**WRITTEN PROBLEM**. Can you find the lines of the listing that include "Significant" and copy every one?

[Structured figure records]
##############################
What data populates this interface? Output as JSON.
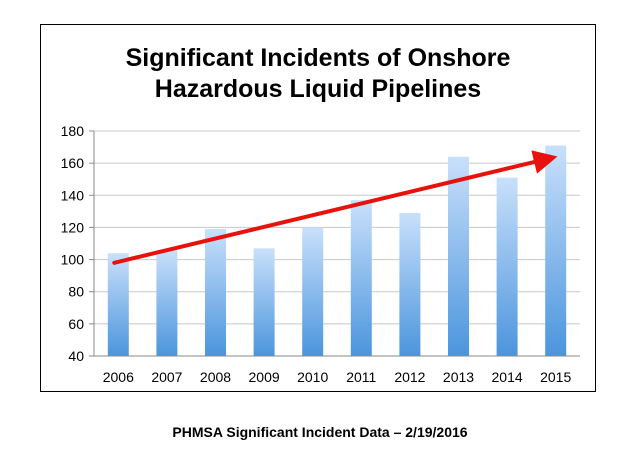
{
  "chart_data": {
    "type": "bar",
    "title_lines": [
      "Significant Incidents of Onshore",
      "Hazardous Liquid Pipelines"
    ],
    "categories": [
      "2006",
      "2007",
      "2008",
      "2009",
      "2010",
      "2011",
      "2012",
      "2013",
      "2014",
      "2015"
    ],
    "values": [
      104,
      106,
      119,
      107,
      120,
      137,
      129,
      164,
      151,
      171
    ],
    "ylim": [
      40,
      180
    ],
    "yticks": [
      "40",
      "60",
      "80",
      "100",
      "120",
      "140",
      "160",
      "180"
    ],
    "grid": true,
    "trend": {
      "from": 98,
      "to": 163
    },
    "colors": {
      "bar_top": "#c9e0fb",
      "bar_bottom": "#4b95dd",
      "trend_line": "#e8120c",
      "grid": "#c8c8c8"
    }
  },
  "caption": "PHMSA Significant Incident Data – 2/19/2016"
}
##############################
**TASK RESULT**.
      "Significant Incidents of Onshore",
  "caption": "PHMSA Significant Incident Data – 2/19/2016"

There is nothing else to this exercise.